## START

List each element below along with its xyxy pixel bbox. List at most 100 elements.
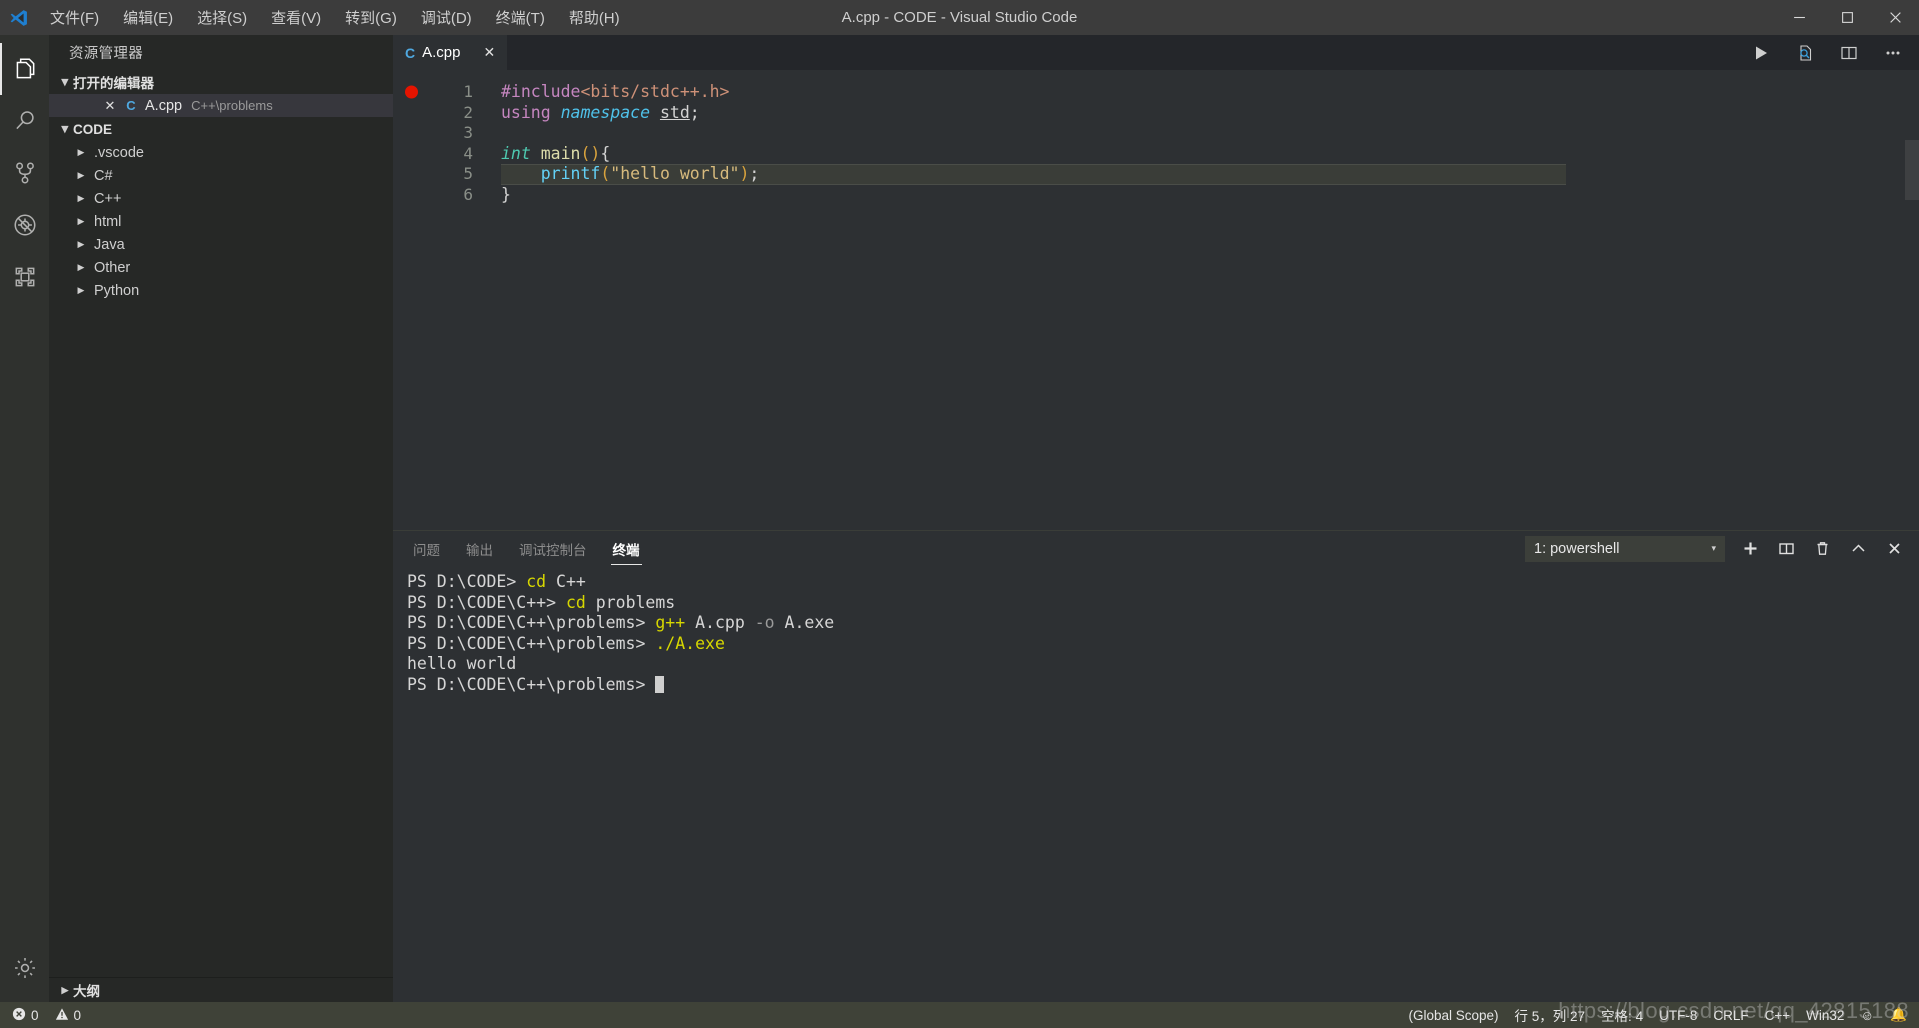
code-text: int main(){ [501, 144, 1919, 165]
code-token: using [501, 102, 561, 122]
code-line: 5 printf("hello world"); [393, 163, 1919, 185]
terminal-selector-value: 1: powershell [1534, 540, 1620, 557]
terminal-token: cd [526, 572, 547, 591]
terminal-token: PS D:\CODE\C++> [407, 592, 566, 612]
search-icon[interactable] [0, 95, 49, 147]
section-open-editors[interactable]: ▶ 打开的编辑器 [49, 70, 393, 94]
menu-debug[interactable]: 调试(D) [409, 1, 484, 34]
open-editor-description: C++\problems [191, 98, 273, 113]
status-indentation[interactable]: 空格: 4 [1593, 1002, 1651, 1028]
code-token: printf [540, 164, 601, 183]
terminal-selector-dropdown[interactable]: 1: powershell ▾ [1525, 535, 1725, 562]
terminal-line: PS D:\CODE\C++\problems> g++ A.cpp -o A.… [407, 613, 1919, 634]
tab-problems[interactable]: 问题 [411, 535, 442, 563]
workspace-label: CODE [73, 121, 113, 137]
chevron-down-icon: ▶ [60, 78, 71, 86]
status-bar: 0 0 (Global Scope) 行 5，列 27 空格: 4 UTF-8 … [0, 1002, 1919, 1028]
terminal-cursor [655, 675, 665, 693]
code-token: ; [749, 164, 760, 183]
close-icon[interactable]: ✕ [483, 44, 495, 61]
no-debug-icon[interactable] [0, 199, 49, 251]
folder-java[interactable]: ▶ Java [49, 233, 393, 256]
ellipsis-icon[interactable] [1881, 41, 1905, 65]
bottom-panel: 问题 输出 调试控制台 终端 1: powershell ▾ PS D:\COD… [393, 530, 1919, 1002]
trash-icon[interactable] [1811, 538, 1833, 560]
chevron-up-icon[interactable] [1847, 538, 1869, 560]
menu-file[interactable]: 文件(F) [38, 1, 111, 34]
menu-selection[interactable]: 选择(S) [185, 1, 259, 34]
section-outline[interactable]: ▶ 大纲 [49, 977, 393, 1002]
plus-icon[interactable] [1739, 538, 1761, 560]
chevron-right-icon: ▶ [77, 216, 85, 226]
code-editor[interactable]: 1 #include<bits/stdc++.h> 2 using namespace… [393, 70, 1919, 530]
window-controls [1775, 0, 1919, 35]
menu-view[interactable]: 查看(V) [259, 1, 333, 34]
folder-label: Other [94, 259, 131, 276]
close-icon[interactable]: ✕ [99, 98, 121, 114]
folder-cpp[interactable]: ▶ C++ [49, 187, 393, 210]
editor-scrollbar[interactable] [1905, 140, 1919, 200]
split-editor-icon[interactable] [1837, 41, 1861, 65]
status-scope[interactable]: (Global Scope) [1400, 1002, 1506, 1028]
tab-output[interactable]: 输出 [464, 535, 495, 563]
files-icon[interactable] [0, 43, 49, 95]
folder-other[interactable]: ▶ Other [49, 256, 393, 279]
code-token: ) [739, 164, 750, 183]
status-errors[interactable]: 0 [4, 1002, 47, 1028]
menu-terminal[interactable]: 终端(T) [484, 1, 557, 34]
folder-html[interactable]: ▶ html [49, 210, 393, 233]
close-icon[interactable] [1883, 538, 1905, 560]
folder-csharp[interactable]: ▶ C# [49, 164, 393, 187]
status-feedback-icon[interactable]: ☺ [1852, 1002, 1882, 1028]
menu-edit[interactable]: 编辑(E) [111, 1, 185, 34]
editor-group: C A.cpp ✕ 1 #include<bits/stdc++.h> 2 us… [393, 35, 1919, 1002]
code-line: 4 int main(){ [393, 144, 1919, 165]
terminal-token: hello world [407, 654, 517, 673]
play-icon[interactable] [1749, 41, 1773, 65]
warning-icon [55, 1007, 69, 1024]
menu-bar: 文件(F) 编辑(E) 选择(S) 查看(V) 转到(G) 调试(D) 终端(T… [38, 1, 632, 34]
status-cursor-position[interactable]: 行 5，列 27 [1507, 1002, 1594, 1028]
line-number: 1 [463, 82, 473, 101]
status-notifications-bell-icon[interactable]: 🔔 [1882, 1002, 1915, 1028]
terminal-line: PS D:\CODE\C++\problems> [407, 675, 1919, 696]
file-search-icon[interactable] [1793, 41, 1817, 65]
status-warnings[interactable]: 0 [47, 1002, 90, 1028]
terminal-token: PS D:\CODE\C++\problems> [407, 633, 656, 653]
status-language-mode[interactable]: C++ [1757, 1002, 1799, 1028]
folder-vscode[interactable]: ▶ .vscode [49, 141, 393, 164]
minimize-icon[interactable] [1775, 0, 1823, 35]
line-number: 6 [463, 184, 473, 204]
terminal-token: cd [565, 592, 586, 612]
warning-count: 0 [73, 1007, 82, 1023]
extensions-icon[interactable] [0, 251, 49, 303]
code-text: } [501, 185, 1919, 206]
panel-header: 问题 输出 调试控制台 终端 1: powershell ▾ [393, 531, 1919, 566]
error-count: 0 [31, 1007, 39, 1023]
status-encoding[interactable]: UTF-8 [1651, 1002, 1705, 1028]
status-platform[interactable]: Win32 [1798, 1002, 1852, 1028]
gear-icon[interactable] [0, 942, 49, 994]
tab-terminal[interactable]: 终端 [610, 535, 642, 565]
folder-python[interactable]: ▶ Python [49, 279, 393, 302]
code-text: #include<bits/stdc++.h> [501, 82, 1919, 103]
menu-go[interactable]: 转到(G) [333, 1, 409, 34]
section-workspace-code[interactable]: ▶ CODE [49, 117, 393, 141]
code-token: ; [689, 102, 700, 122]
close-icon[interactable] [1871, 0, 1919, 35]
terminal-output[interactable]: PS D:\CODE> cd C++ PS D:\CODE\C++> cd pro… [393, 566, 1919, 1002]
split-icon[interactable] [1775, 538, 1797, 560]
menu-help[interactable]: 帮助(H) [557, 1, 632, 34]
open-editor-item-a-cpp[interactable]: ✕ C A.cpp C++\problems [49, 94, 393, 117]
source-control-icon[interactable] [0, 147, 49, 199]
terminal-token: ./A.exe [655, 633, 725, 653]
tab-a-cpp[interactable]: C A.cpp ✕ [393, 35, 509, 70]
tab-debug-console[interactable]: 调试控制台 [517, 535, 589, 563]
code-token: } [501, 184, 511, 204]
breakpoint-icon[interactable] [405, 85, 418, 99]
maximize-icon[interactable] [1823, 0, 1871, 35]
code-line: 3 [393, 123, 1919, 144]
status-eol[interactable]: CRLF [1705, 1002, 1756, 1028]
code-token: "hello world" [610, 164, 740, 183]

## END

■ **DIRECTIVE**
Can you turn the entry above into a JSON list of strings, one string per line, skipping blank lines and leaving out the picture?

■ **WRITTEN RESPONSE**
[
  "List each element below along with its xyxy pixel bbox. List at most 100 elements.",
  "code-text: int main(){ [501, 144, 1919, 165]",
  "code-token: using [501, 102, 561, 122]",
  "code-line: 5 printf(\"hello world\"); [393, 163, 1919, 185]",
  "terminal-selector-value: 1: powershell [1534, 540, 1620, 557]",
  "terminal-token: cd [526, 572, 547, 591]",
  "terminal-token: PS D:\\CODE\\C++> [407, 592, 566, 612]",
  "search-icon[interactable] [0, 95, 49, 147]",
  "section-open-editors[interactable]: ▶ 打开的编辑器 [49, 70, 393, 94]",
  "menu-debug[interactable]: 调试(D) [409, 1, 484, 34]",
  "open-editor-description: C++\\problems [191, 98, 273, 113]",
  "status-indentation[interactable]: 空格: 4 [1593, 1002, 1651, 1028]",
  "code-token: printf [540, 164, 601, 183]",
  "terminal-selector-dropdown[interactable]: 1: powershell ▾ [1525, 535, 1725, 562]",
  "terminal-line: PS D:\\CODE\\C++\\problems> g++ A.cpp -o A.… [407, 613, 1919, 634]",
  "tab-problems[interactable]: 问题 [411, 535, 442, 563]",
  "workspace-label: CODE [73, 121, 113, 137]",
  "chevron-down-icon: ▶ [60, 78, 71, 86]",
  "status-bar: 0 0 (Global Scope) 行 5，列 27 空格: 4 UTF-8 … [0, 1002, 1919, 1028]",
  "terminal-cursor [655, 675, 665, 693]",
  "code-token: ; [749, 164, 760, 183]",
  "close-icon[interactable]: ✕ [483, 44, 495, 61]",
  "no-debug-icon[interactable] [0, 199, 49, 251]",
  "folder-java[interactable]: ▶ Java [49, 233, 393, 256]",
  "ellipsis-icon[interactable] [1881, 41, 1905, 65]",
  "bottom-panel: 问题 输出 调试控制台 终端 1: powershell ▾ PS D:\\COD… [393, 530, 1919, 1002]",
  "trash-icon[interactable] [1811, 538, 1833, 560]",
  "chevron-up-icon[interactable] [1847, 538, 1869, 560]",
  "menu-file[interactable]: 文件(F) [38, 1, 111, 34]",
  "menu-selection[interactable]: 选择(S) [185, 1, 259, 34]",
  "section-outline[interactable]: ▶ 大纲 [49, 977, 393, 1002]",
  "plus-icon[interactable] [1739, 538, 1761, 560]",
  "chevron-right-icon: ▶ [77, 216, 85, 226]",
  "code-editor[interactable]: 1 #include<bits/stdc++.h> 2 using namespace… [393, 70, 1919, 530]",
  "window-controls [1775, 0, 1919, 35]",
  "menu-view[interactable]: 查看(V) [259, 1, 333, 34]",
  "folder-label: Other [94, 259, 131, 276]",
  "close-icon[interactable]: ✕ [99, 98, 121, 114]",
  "folder-cpp[interactable]: ▶ C++ [49, 187, 393, 210]",
  "editor-scrollbar[interactable] [1905, 140, 1919, 200]",
  "split-editor-icon[interactable] [1837, 41, 1861, 65]",
  "status-scope[interactable]: (Global Scope) [1400, 1002, 1506, 1028]",
  "tab-output[interactable]: 输出 [464, 535, 495, 563]",
  "files-icon[interactable] [0, 43, 49, 95]",
  "folder-other[interactable]: ▶ Other [49, 256, 393, 279]",
  "code-token: ) [739, 164, 750, 183]",
  "status-errors[interactable]: 0 [4, 1002, 47, 1028]",
  "menu-terminal[interactable]: 终端(T) [484, 1, 557, 34]",
  "folder-html[interactable]: ▶ html [49, 210, 393, 233]",
  "close-icon[interactable] [1883, 538, 1905, 560]",
  "folder-csharp[interactable]: ▶ C# [49, 164, 393, 187]",
  "status-feedback-icon[interactable]: ☺ [1852, 1002, 1882, 1028]",
  "menu-edit[interactable]: 编辑(E) [111, 1, 185, 34]",
  "editor-group: C A.cpp ✕ 1 #include<bits/stdc++.h> 2 us… [393, 35, 1919, 1002]",
  "code-line: 4 int main(){ [393, 144, 1919, 165]",
  "terminal-token: hello world [407, 654, 517, 673]",
  "play-icon[interactable] [1749, 41, 1773, 65]",
  "warning-icon [55, 1007, 69, 1024]",
  "menu-bar: 文件(F) 编辑(E) 选择(S) 查看(V) 转到(G) 调试(D) 终端(T… [38, 1, 632, 34]",
  "status-cursor-position[interactable]: 行 5，列 27 [1507, 1002, 1594, 1028]",
  "line-number: 1 [463, 82, 473, 101]",
  "status-notifications-bell-icon[interactable]: 🔔 [1882, 1002, 1915, 1028]",
  "terminal-line: PS D:\\CODE\\C++\\problems> [407, 675, 1919, 696]",
  "file-search-icon[interactable] [1793, 41, 1817, 65]",
  "status-warnings[interactable]: 0 [47, 1002, 90, 1028]",
  "terminal-token: PS D:\\CODE\\C++\\problems> [407, 633, 656, 653]",
  "status-language-mode[interactable]: C++ [1757, 1002, 1799, 1028]",
  "folder-vscode[interactable]: ▶ .vscode [49, 141, 393, 164]",
  "minimize-icon[interactable] [1775, 0, 1823, 35]",
  "line-number: 6 [463, 184, 473, 204]",
  "terminal-token: cd [565, 592, 586, 612]",
  "warning-count: 0 [73, 1007, 82, 1023]",
  "extensions-icon[interactable] [0, 251, 49, 303]",
  "code-text: } [501, 185, 1919, 206]",
  "panel-header: 问题 输出 调试控制台 终端 1: powershell ▾ [393, 531, 1919, 566]",
  "error-count: 0 [31, 1007, 39, 1023]",
  "status-encoding[interactable]: UTF-8 [1651, 1002, 1705, 1028]",
  "status-platform[interactable]: Win32 [1798, 1002, 1852, 1028]",
  "gear-icon[interactable] [0, 942, 49, 994]",
  "tab-terminal[interactable]: 终端 [610, 535, 642, 565]",
  "folder-python[interactable]: ▶ Python [49, 279, 393, 302]",
  "code-text: #include<bits/stdc++.h> [501, 82, 1919, 103]",
  "menu-go[interactable]: 转到(G) [333, 1, 409, 34]",
  "section-workspace-code[interactable]: ▶ CODE [49, 117, 393, 141]",
  "code-token: ; [689, 102, 700, 122]",
  "close-icon[interactable] [1871, 0, 1919, 35]",
  "terminal-output[interactable]: PS D:\\CODE> cd C++ PS D:\\CODE\\C++> cd pro… [393, 566, 1919, 1002]",
  "split-icon[interactable] [1775, 538, 1797, 560]",
  "menu-help[interactable]: 帮助(H) [557, 1, 632, 34]",
  "open-editor-item-a-cpp[interactable]: ✕ C A.cpp C++\\problems [49, 94, 393, 117]",
  "source-control-icon[interactable] [0, 147, 49, 199]",
  "terminal-token: ./A.exe [655, 633, 725, 653]",
  "tab-a-cpp[interactable]: C A.cpp ✕ [393, 35, 509, 70]",
  "tab-debug-console[interactable]: 调试控制台 [517, 535, 589, 563]",
  "code-token: } [501, 184, 511, 204]",
  "breakpoint-icon[interactable] [405, 85, 418, 99]",
  "maximize-icon[interactable] [1823, 0, 1871, 35]",
  "code-line: 3 [393, 123, 1919, 144]",
  "status-eol[interactable]: CRLF [1705, 1002, 1756, 1028]",
  "code-token: \"hello world\" [610, 164, 740, 183]"
]